[EXERCISE DIRECTIONS]: Below is a block of records; return all of them exactly, but without the images.

[SOURCE DATA]:
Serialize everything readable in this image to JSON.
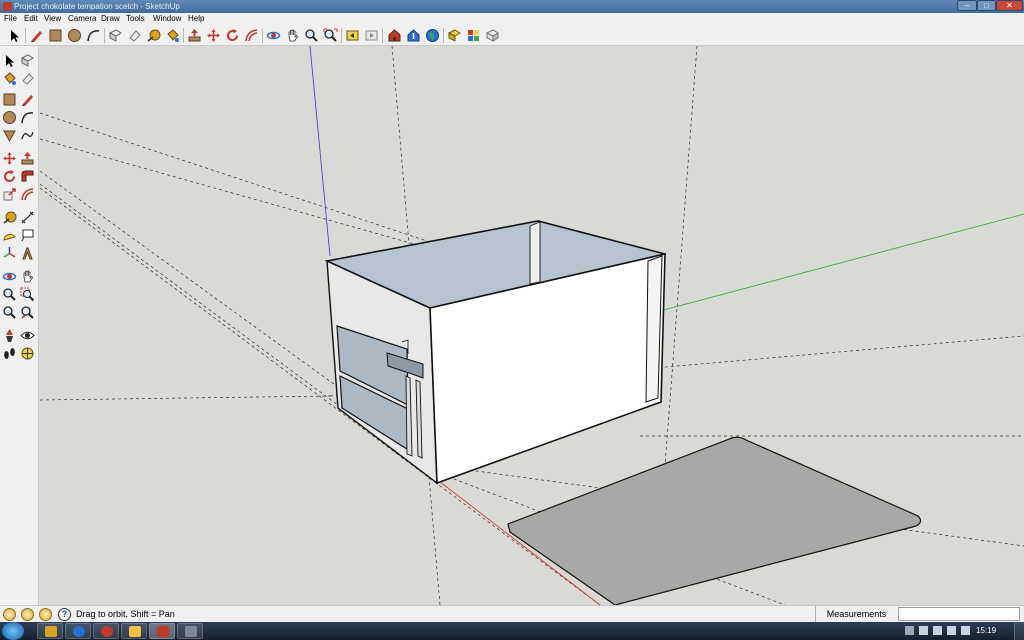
{
  "window": {
    "title": "Project chokolate tempation scetch - SketchUp"
  },
  "menu": [
    "File",
    "Edit",
    "View",
    "Camera",
    "Draw",
    "Tools",
    "Window",
    "Help"
  ],
  "status": {
    "message": "Drag to orbit.  Shift = Pan",
    "measurements_label": "Measurements",
    "measurements_value": ""
  },
  "taskbar": {
    "clock": "15:19"
  },
  "colors": {
    "axis_red": "#c0392b",
    "axis_green": "#2eaa2e",
    "axis_blue": "#3a3acc",
    "viewport_bg": "#d9d9d5"
  }
}
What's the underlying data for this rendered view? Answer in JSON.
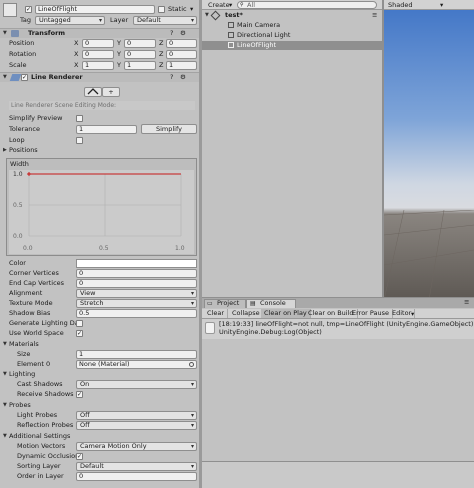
{
  "inspector": {
    "object_name": "LineOfFlight",
    "static_label": "Static",
    "tag_label": "Tag",
    "tag_value": "Untagged",
    "layer_label": "Layer",
    "layer_value": "Default",
    "transform": {
      "title": "Transform",
      "position_label": "Position",
      "rotation_label": "Rotation",
      "scale_label": "Scale",
      "position": {
        "x": "0",
        "y": "0",
        "z": "0"
      },
      "rotation": {
        "x": "0",
        "y": "0",
        "z": "0"
      },
      "scale": {
        "x": "1",
        "y": "1",
        "z": "1"
      }
    },
    "line_renderer": {
      "title": "Line Renderer",
      "edit_mode_label": "Line Renderer Scene Editing Mode:",
      "simplify_preview_label": "Simplify Preview",
      "tolerance_label": "Tolerance",
      "tolerance_value": "1",
      "simplify_button": "Simplify",
      "loop_label": "Loop",
      "positions_label": "Positions",
      "width_label": "Width",
      "graph_y_ticks": [
        "1.0",
        "0.5",
        "0.0"
      ],
      "graph_x_ticks": [
        "0.0",
        "0.5",
        "1.0"
      ],
      "width_curve": [
        {
          "t": 0,
          "w": 1.0
        },
        {
          "t": 1,
          "w": 1.0
        }
      ],
      "color_label": "Color",
      "corner_vertices_label": "Corner Vertices",
      "corner_vertices_value": "0",
      "end_cap_vertices_label": "End Cap Vertices",
      "end_cap_vertices_value": "0",
      "alignment_label": "Alignment",
      "alignment_value": "View",
      "texture_mode_label": "Texture Mode",
      "texture_mode_value": "Stretch",
      "shadow_bias_label": "Shadow Bias",
      "shadow_bias_value": "0.5",
      "generate_lighting_label": "Generate Lighting Da",
      "use_world_space_label": "Use World Space"
    },
    "materials": {
      "title": "Materials",
      "size_label": "Size",
      "size_value": "1",
      "element0_label": "Element 0",
      "element0_value": "None (Material)"
    },
    "lighting": {
      "title": "Lighting",
      "cast_shadows_label": "Cast Shadows",
      "cast_shadows_value": "On",
      "receive_shadows_label": "Receive Shadows"
    },
    "probes": {
      "title": "Probes",
      "light_probes_label": "Light Probes",
      "light_probes_value": "Off",
      "reflection_probes_label": "Reflection Probes",
      "reflection_probes_value": "Off"
    },
    "additional": {
      "title": "Additional Settings",
      "motion_vectors_label": "Motion Vectors",
      "motion_vectors_value": "Camera Motion Only",
      "dynamic_occlusion_label": "Dynamic Occlusion",
      "sorting_layer_label": "Sorting Layer",
      "sorting_layer_value": "Default",
      "order_in_layer_label": "Order in Layer",
      "order_in_layer_value": "0"
    }
  },
  "hierarchy": {
    "create_label": "Create",
    "search_placeholder": "All",
    "scene_name": "test*",
    "items": [
      "Main Camera",
      "Directional Light",
      "LineOfFlight"
    ]
  },
  "scene": {
    "shading_mode": "Shaded"
  },
  "console": {
    "tabs": [
      "Project",
      "Console"
    ],
    "buttons": [
      "Clear",
      "Collapse",
      "Clear on Play",
      "Clear on Build",
      "Error Pause",
      "Editor"
    ],
    "log_line1": "[18:19:33] lineOfFlight=not null, tmp=LineOfFlight (UnityEngine.GameObject)",
    "log_line2": "UnityEngine.Debug:Log(Object)"
  },
  "colors": {
    "panel_bg": "#c2c2c2",
    "selection": "#8f8f8f",
    "curve": "#c83c3c",
    "sky_top": "#3f74c6",
    "sky_bottom": "#d9dbe0",
    "ground": "#5f5a55"
  }
}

[ANSWER TO THE EXERCISE]:
Serialize everything readable in this image to JSON.
{
  "window": {
    "title": "Project chokolate tempation scetch - SketchUp"
  },
  "menu": [
    "File",
    "Edit",
    "View",
    "Camera",
    "Draw",
    "Tools",
    "Window",
    "Help"
  ],
  "status": {
    "message": "Drag to orbit.  Shift = Pan",
    "measurements_label": "Measurements",
    "measurements_value": ""
  },
  "taskbar": {
    "clock": "15:19"
  },
  "colors": {
    "axis_red": "#c0392b",
    "axis_green": "#2eaa2e",
    "axis_blue": "#3a3acc",
    "viewport_bg": "#d9d9d5"
  }
}
What's the underlying data for this rendered view? Answer in JSON.
{
  "inspector": {
    "object_name": "LineOfFlight",
    "static_label": "Static",
    "tag_label": "Tag",
    "tag_value": "Untagged",
    "layer_label": "Layer",
    "layer_value": "Default",
    "transform": {
      "title": "Transform",
      "position_label": "Position",
      "rotation_label": "Rotation",
      "scale_label": "Scale",
      "position": {
        "x": "0",
        "y": "0",
        "z": "0"
      },
      "rotation": {
        "x": "0",
        "y": "0",
        "z": "0"
      },
      "scale": {
        "x": "1",
        "y": "1",
        "z": "1"
      }
    },
    "line_renderer": {
      "title": "Line Renderer",
      "edit_mode_label": "Line Renderer Scene Editing Mode:",
      "simplify_preview_label": "Simplify Preview",
      "tolerance_label": "Tolerance",
      "tolerance_value": "1",
      "simplify_button": "Simplify",
      "loop_label": "Loop",
      "positions_label": "Positions",
      "width_label": "Width",
      "graph_y_ticks": [
        "1.0",
        "0.5",
        "0.0"
      ],
      "graph_x_ticks": [
        "0.0",
        "0.5",
        "1.0"
      ],
      "width_curve": [
        {
          "t": 0,
          "w": 1.0
        },
        {
          "t": 1,
          "w": 1.0
        }
      ],
      "color_label": "Color",
      "corner_vertices_label": "Corner Vertices",
      "corner_vertices_value": "0",
      "end_cap_vertices_label": "End Cap Vertices",
      "end_cap_vertices_value": "0",
      "alignment_label": "Alignment",
      "alignment_value": "View",
      "texture_mode_label": "Texture Mode",
      "texture_mode_value": "Stretch",
      "shadow_bias_label": "Shadow Bias",
      "shadow_bias_value": "0.5",
      "generate_lighting_label": "Generate Lighting Da",
      "use_world_space_label": "Use World Space"
    },
    "materials": {
      "title": "Materials",
      "size_label": "Size",
      "size_value": "1",
      "element0_label": "Element 0",
      "element0_value": "None (Material)"
    },
    "lighting": {
      "title": "Lighting",
      "cast_shadows_label": "Cast Shadows",
      "cast_shadows_value": "On",
      "receive_shadows_label": "Receive Shadows"
    },
    "probes": {
      "title": "Probes",
      "light_probes_label": "Light Probes",
      "light_probes_value": "Off",
      "reflection_probes_label": "Reflection Probes",
      "reflection_probes_value": "Off"
    },
    "additional": {
      "title": "Additional Settings",
      "motion_vectors_label": "Motion Vectors",
      "motion_vectors_value": "Camera Motion Only",
      "dynamic_occlusion_label": "Dynamic Occlusion",
      "sorting_layer_label": "Sorting Layer",
      "sorting_layer_value": "Default",
      "order_in_layer_label": "Order in Layer",
      "order_in_layer_value": "0"
    }
  },
  "hierarchy": {
    "create_label": "Create",
    "search_placeholder": "All",
    "scene_name": "test*",
    "items": [
      "Main Camera",
      "Directional Light",
      "LineOfFlight"
    ]
  },
  "scene": {
    "shading_mode": "Shaded"
  },
  "console": {
    "tabs": [
      "Project",
      "Console"
    ],
    "buttons": [
      "Clear",
      "Collapse",
      "Clear on Play",
      "Clear on Build",
      "Error Pause",
      "Editor"
    ],
    "log_line1": "[18:19:33] lineOfFlight=not null, tmp=LineOfFlight (UnityEngine.GameObject)",
    "log_line2": "UnityEngine.Debug:Log(Object)"
  },
  "colors": {
    "panel_bg": "#c2c2c2",
    "selection": "#8f8f8f",
    "curve": "#c83c3c",
    "sky_top": "#3f74c6",
    "sky_bottom": "#d9dbe0",
    "ground": "#5f5a55"
  }
}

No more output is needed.